[Required tasks]
**A.** According to the log excerpt, which CCTYP values can run in parallel?
**B.** Decide whether each statement agrees with the log excerpt: (i) semi-empirical jobs may be run in parallel; (ii) seven jobs got incorrect numerical results; (iii) numerical derivatives are used without being requested.
**C.** From the log excerpt, quote the passage that opens with the words containing "ALL OTHER CCTYP" and closes with "GAUSSIAN BASIS PROPERTIES.".

[Selection]
- - - - - - -

Only 37 out of 44 examples terminated normally.
7 job(s) got incorrect numerical results. Please examine why.

If you open this log files, you will find some error message like this:

ERROR: ONLY CCTYP=CCSD OR CCTYP=CCSD(T) CAN RUN IN PARALLEL.
ALL OTHER CCTYP CALCULATIONS MUST RUN ON A SINGLE CPU.
*** ERROR *** INCORRECT USE OF RUNTYP=TDHFX
THE EXTENDED TDHF PACKAGE IS NOT ENABLED FOR
A. USE OF ANY SCFTYP OTHER THAN -RHF-,
B. TREATMENT OF CORRELATION (NO DFT, MP2, CC, OR CI),
C. OR PARALLEL EXECUTION
ERROR: THE MOPAC PARAMETERIZATION REQUESTED IS AM1
SEMI-EMPIRICAL COMPUTATIONS MAY NOT BE PERFORMED WITH
ANY TYPE OF CI, MP, CC, DFT, OR WITH SCFTYP=MCSCF.
SEMI-EMPIRICAL JOBS CANNOT LOCALIZE ORBITALS.
SEMI-EMPIRICAL RUNS USE MINIMAL STO BASIS SETS, SO
YOU CANNOT REQUEST EXOTIC GAUSSIAN BASIS PROPERTIES.
SEMI-EMPIRICAL JOBS MAY NOT BE RUN IN PARALLEL. <-----------
ONLY THE GRADIENTS FOR CITYP=CIS RUN IN PARALLEL.
* * * ERROR * * *
YOUR RUNTYP=GRADIENT REQUIRES NUCLEAR GRADIENTS,
WHICH ARE NOT AVAILABLE ANALYTICALLY (SEE ABOVE).
IF THE NUMBER OF SYMMETRY UNIQUE ATOMS IS RATHER SMALL,
YOU MIGHT CONSIDER NUMERICAL DERIVATIVES:
$CONTRL NUMGRD=.T. $END
YOU MUST EXPLICITLY ASK FOR THIS OPTION BECAUSE IT IS SO TIME CONSUMING.

- - - - - - -

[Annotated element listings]
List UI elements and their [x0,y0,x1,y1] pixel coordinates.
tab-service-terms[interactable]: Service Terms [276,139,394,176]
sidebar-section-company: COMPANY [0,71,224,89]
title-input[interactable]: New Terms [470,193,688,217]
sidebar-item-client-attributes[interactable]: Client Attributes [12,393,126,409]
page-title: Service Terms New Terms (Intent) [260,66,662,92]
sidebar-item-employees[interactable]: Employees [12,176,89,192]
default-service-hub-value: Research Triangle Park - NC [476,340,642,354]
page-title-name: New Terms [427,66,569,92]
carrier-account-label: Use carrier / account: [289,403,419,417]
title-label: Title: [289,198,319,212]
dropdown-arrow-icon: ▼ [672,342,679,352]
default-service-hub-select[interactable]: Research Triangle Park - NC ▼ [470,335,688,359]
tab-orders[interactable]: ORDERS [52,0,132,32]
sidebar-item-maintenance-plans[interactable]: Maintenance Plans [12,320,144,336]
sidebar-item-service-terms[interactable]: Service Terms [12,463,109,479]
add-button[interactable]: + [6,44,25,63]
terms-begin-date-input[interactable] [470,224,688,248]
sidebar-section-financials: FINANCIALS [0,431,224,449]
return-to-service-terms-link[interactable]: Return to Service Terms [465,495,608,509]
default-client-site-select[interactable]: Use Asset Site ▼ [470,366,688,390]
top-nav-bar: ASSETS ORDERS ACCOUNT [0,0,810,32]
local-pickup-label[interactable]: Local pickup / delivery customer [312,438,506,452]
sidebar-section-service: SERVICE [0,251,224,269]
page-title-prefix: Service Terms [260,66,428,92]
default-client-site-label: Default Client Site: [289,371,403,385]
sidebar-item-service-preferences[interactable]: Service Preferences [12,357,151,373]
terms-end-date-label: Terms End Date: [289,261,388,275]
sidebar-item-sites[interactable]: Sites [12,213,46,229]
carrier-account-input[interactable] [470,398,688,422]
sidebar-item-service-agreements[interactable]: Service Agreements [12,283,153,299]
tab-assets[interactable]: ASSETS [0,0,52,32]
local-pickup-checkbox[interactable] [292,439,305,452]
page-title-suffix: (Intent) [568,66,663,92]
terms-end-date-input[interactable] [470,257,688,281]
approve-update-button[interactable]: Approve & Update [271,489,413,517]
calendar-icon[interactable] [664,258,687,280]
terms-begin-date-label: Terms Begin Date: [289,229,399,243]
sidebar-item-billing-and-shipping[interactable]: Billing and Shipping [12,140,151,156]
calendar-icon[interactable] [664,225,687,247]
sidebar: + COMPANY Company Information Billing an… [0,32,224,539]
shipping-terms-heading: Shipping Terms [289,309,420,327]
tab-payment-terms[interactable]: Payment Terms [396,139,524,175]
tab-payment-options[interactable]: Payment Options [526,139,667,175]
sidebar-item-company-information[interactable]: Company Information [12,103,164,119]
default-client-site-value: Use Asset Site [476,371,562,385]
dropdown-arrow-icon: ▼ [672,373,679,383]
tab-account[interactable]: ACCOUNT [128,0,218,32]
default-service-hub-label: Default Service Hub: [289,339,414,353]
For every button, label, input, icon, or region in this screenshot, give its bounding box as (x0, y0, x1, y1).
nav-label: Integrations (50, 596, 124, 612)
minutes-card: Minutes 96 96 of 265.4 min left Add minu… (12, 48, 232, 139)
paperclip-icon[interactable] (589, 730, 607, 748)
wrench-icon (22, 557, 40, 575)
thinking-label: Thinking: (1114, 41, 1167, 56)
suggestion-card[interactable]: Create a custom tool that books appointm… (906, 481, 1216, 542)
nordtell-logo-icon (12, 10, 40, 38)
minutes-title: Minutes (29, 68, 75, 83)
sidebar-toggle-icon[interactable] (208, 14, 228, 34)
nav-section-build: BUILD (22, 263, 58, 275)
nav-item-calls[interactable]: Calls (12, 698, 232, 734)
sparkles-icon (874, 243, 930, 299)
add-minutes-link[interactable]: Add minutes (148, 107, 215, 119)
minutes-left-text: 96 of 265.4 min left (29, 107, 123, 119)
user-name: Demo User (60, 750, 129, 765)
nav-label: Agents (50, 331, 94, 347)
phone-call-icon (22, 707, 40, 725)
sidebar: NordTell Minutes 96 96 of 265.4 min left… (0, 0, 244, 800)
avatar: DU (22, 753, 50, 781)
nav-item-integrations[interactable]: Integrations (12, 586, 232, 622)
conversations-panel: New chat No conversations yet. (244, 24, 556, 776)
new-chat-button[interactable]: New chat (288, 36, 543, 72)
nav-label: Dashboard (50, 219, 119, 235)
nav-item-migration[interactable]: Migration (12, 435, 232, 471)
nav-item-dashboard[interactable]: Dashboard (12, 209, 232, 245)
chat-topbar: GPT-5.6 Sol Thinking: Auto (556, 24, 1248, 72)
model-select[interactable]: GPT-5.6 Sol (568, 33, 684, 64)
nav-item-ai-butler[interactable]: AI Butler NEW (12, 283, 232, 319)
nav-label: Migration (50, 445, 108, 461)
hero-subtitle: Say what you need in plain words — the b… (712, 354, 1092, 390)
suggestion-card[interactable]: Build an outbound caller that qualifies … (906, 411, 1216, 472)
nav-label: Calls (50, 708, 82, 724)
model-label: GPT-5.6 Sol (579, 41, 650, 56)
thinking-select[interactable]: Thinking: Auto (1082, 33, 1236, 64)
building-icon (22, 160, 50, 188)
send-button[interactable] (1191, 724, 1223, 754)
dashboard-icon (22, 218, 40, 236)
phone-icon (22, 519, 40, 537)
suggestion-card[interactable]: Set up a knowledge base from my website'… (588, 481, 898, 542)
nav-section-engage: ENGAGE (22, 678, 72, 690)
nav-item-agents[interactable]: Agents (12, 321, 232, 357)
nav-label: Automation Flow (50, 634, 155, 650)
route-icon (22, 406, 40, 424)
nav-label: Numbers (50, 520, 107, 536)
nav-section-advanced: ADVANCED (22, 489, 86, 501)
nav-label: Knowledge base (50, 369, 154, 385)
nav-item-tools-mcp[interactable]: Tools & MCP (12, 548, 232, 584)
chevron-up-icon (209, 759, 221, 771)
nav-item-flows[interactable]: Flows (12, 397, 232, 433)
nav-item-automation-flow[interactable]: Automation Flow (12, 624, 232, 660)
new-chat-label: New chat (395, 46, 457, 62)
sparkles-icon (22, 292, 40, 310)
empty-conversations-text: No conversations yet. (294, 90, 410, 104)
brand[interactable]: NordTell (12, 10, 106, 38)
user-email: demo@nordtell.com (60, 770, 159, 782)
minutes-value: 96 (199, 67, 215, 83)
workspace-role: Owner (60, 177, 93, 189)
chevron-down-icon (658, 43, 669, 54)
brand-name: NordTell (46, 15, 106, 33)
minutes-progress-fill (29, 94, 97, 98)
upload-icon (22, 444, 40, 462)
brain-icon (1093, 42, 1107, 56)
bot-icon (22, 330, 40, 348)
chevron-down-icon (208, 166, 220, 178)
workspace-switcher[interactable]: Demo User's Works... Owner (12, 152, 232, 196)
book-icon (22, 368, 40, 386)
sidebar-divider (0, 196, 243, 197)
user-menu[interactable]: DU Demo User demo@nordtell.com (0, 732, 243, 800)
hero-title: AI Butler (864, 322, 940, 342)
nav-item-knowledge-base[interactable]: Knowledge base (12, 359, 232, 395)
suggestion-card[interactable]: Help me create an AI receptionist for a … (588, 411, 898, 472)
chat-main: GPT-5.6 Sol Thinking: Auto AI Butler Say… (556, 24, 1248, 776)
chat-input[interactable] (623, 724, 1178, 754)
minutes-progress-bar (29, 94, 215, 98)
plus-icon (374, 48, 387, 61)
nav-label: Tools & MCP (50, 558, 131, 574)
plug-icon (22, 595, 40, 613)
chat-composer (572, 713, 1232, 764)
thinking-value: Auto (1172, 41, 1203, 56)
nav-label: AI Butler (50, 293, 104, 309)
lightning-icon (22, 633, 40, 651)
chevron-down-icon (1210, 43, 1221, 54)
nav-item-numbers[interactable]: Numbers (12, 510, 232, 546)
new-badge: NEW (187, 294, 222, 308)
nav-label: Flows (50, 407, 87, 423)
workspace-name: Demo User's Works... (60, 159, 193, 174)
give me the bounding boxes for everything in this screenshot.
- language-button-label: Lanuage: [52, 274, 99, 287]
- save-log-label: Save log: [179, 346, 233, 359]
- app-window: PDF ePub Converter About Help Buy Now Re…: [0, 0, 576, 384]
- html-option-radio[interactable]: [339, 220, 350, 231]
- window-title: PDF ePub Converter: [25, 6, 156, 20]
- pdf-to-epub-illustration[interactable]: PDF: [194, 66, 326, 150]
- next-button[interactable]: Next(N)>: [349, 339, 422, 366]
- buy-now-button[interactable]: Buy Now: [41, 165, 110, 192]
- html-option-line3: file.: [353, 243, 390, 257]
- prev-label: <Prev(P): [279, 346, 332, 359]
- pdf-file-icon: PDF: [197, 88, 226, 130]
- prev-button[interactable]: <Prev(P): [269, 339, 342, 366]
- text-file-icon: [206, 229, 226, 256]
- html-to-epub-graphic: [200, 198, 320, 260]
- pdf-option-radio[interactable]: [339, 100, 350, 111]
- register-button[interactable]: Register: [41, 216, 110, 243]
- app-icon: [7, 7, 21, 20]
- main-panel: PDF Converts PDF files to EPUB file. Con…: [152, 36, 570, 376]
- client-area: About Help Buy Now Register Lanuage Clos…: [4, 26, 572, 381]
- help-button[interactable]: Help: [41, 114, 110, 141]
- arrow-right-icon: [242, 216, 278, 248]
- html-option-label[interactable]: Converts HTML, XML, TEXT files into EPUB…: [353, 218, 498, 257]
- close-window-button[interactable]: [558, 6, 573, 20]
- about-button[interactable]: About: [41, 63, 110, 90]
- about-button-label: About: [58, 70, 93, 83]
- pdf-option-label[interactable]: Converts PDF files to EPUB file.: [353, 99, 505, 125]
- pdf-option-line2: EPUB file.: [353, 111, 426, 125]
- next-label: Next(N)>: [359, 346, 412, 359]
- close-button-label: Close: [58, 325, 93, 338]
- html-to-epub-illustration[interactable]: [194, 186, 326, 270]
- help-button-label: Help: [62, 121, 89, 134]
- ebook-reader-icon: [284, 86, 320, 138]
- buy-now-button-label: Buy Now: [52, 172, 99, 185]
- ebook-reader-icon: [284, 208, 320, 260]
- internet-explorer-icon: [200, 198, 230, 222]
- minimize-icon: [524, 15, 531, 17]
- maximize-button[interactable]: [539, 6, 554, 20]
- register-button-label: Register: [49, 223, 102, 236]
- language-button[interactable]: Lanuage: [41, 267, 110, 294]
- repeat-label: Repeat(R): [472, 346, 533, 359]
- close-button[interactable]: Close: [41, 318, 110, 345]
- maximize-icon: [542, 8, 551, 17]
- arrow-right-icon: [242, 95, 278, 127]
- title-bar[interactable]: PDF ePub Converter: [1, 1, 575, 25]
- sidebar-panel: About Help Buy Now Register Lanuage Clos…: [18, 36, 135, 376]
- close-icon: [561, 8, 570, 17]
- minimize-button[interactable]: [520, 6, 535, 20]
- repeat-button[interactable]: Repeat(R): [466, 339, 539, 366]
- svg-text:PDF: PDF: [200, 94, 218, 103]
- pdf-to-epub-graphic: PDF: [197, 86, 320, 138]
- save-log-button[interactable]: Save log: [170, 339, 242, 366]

- - - - - - -

[Answer list]
**A.** Only CCTYP=CCSD or CCTYP=CCSD(T) can run in parallel.

**B.**
(i) No: "SEMI-EMPIRICAL JOBS MAY NOT BE RUN IN PARALLEL."
(ii) Yes: "7 job(s) got incorrect numerical results."
(iii) No: "YOU MUST EXPLICITLY ASK FOR THIS OPTION BECAUSE IT IS SO TIME CONSUMING."

**C.**
ALL OTHER CCTYP CALCULATIONS MUST RUN ON A SINGLE CPU.
*** ERROR *** INCORRECT USE OF RUNTYP=TDHFX
THE EXTENDED TDHF PACKAGE IS NOT ENABLED FOR
A. USE OF ANY SCFTYP OTHER THAN -RHF-,
B. TREATMENT OF CORRELATION (NO DFT, MP2, CC, OR CI),
C. OR PARALLEL EXECUTION
ERROR: THE MOPAC PARAMETERIZATION REQUESTED IS AM1
SEMI-EMPIRICAL COMPUTATIONS MAY NOT BE PERFORMED WITH
ANY TYPE OF CI, MP, CC, DFT, OR WITH SCFTYP=MCSCF.
SEMI-EMPIRICAL JOBS CANNOT LOCALIZE ORBITALS.
SEMI-EMPIRICAL RUNS USE MINIMAL STO BASIS SETS, SO
YOU CANNOT REQUEST EXOTIC GAUSSIAN BASIS PROPERTIES.